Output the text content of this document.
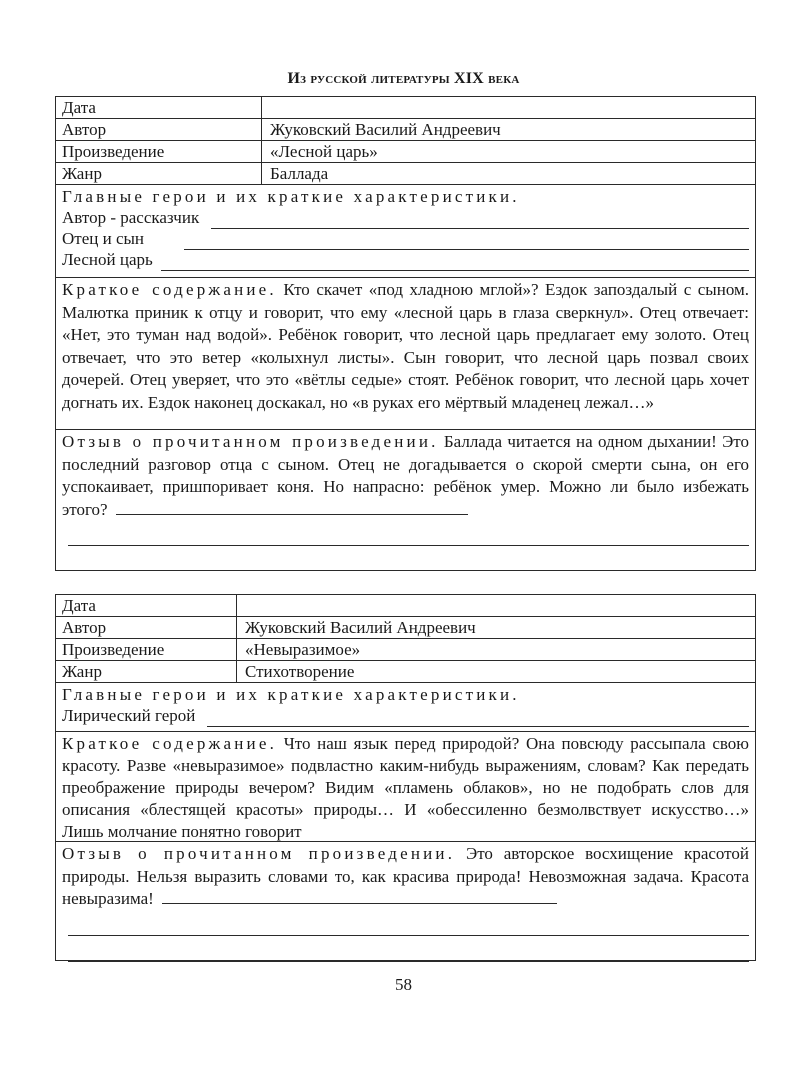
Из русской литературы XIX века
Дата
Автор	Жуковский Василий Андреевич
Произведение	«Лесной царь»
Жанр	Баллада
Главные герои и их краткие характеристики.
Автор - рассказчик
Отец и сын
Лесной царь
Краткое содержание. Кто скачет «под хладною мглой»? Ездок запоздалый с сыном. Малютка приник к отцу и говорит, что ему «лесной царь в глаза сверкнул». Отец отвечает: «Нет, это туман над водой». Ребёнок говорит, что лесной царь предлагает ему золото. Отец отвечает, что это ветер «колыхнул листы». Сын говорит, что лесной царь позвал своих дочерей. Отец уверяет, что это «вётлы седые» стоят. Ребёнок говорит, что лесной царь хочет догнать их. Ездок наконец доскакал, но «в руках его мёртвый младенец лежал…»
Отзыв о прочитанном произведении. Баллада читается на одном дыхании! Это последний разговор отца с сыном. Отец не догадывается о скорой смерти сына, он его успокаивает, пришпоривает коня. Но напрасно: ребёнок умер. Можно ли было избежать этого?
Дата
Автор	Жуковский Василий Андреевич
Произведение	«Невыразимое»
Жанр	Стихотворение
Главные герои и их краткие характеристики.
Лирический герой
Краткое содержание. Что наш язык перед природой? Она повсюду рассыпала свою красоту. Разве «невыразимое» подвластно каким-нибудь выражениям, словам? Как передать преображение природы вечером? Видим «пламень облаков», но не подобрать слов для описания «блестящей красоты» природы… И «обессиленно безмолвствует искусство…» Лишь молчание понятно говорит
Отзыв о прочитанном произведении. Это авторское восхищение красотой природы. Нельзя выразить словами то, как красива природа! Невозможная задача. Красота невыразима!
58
==*==
Repeat the listing above exactly, with no pictures.

Output the text content of this document.
Из русской литературы XIX века
Дата
Автор	Жуковский Василий Андреевич
Произведение	«Лесной царь»
Жанр	Баллада
Главные герои и их краткие характеристики.
Автор - рассказчик
Отец и сын
Лесной царь
Краткое содержание. Кто скачет «под хладною мглой»? Ездок запоздалый с сыном. Малютка приник к отцу и говорит, что ему «лесной царь в глаза сверкнул». Отец отвечает: «Нет, это туман над водой». Ребёнок говорит, что лесной царь предлагает ему золото. Отец отвечает, что это ветер «колыхнул листы». Сын говорит, что лесной царь позвал своих дочерей. Отец уверяет, что это «вётлы седые» стоят. Ребёнок говорит, что лесной царь хочет догнать их. Ездок наконец доскакал, но «в руках его мёртвый младенец лежал…»
Отзыв о прочитанном произведении. Баллада читается на одном дыхании! Это последний разговор отца с сыном. Отец не догадывается о скорой смерти сына, он его успокаивает, пришпоривает коня. Но напрасно: ребёнок умер. Можно ли было избежать этого?
Дата
Автор	Жуковский Василий Андреевич
Произведение	«Невыразимое»
Жанр	Стихотворение
Главные герои и их краткие характеристики.
Лирический герой
Краткое содержание. Что наш язык перед природой? Она повсюду рассыпала свою красоту. Разве «невыразимое» подвластно каким-нибудь выражениям, словам? Как передать преображение природы вечером? Видим «пламень облаков», но не подобрать слов для описания «блестящей красоты» природы… И «обессиленно безмолвствует искусство…» Лишь молчание понятно говорит
Отзыв о прочитанном произведении. Это авторское восхищение красотой природы. Нельзя выразить словами то, как красива природа! Невозможная задача. Красота невыразима!
58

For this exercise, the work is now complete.